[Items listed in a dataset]
══════

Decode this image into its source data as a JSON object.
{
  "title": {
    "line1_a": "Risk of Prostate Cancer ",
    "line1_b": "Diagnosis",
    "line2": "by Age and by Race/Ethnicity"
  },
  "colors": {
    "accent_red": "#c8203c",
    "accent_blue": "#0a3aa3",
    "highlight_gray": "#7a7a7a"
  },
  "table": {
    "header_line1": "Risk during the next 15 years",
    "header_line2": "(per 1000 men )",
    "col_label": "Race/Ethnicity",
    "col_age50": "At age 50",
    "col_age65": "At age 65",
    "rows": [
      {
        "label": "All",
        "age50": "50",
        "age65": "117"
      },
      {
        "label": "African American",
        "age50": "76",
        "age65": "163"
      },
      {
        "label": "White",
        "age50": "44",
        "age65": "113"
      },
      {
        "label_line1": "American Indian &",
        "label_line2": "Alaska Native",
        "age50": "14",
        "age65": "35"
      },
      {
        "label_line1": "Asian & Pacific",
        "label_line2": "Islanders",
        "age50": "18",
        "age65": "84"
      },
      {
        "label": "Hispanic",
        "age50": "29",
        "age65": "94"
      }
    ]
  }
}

══════

List every line above that contains the word "Ethnicity".

*WRITTEN ANSWER*
    "line2": "by Age and by Race/Ethnicity"
    "col_label": "Race/Ethnicity",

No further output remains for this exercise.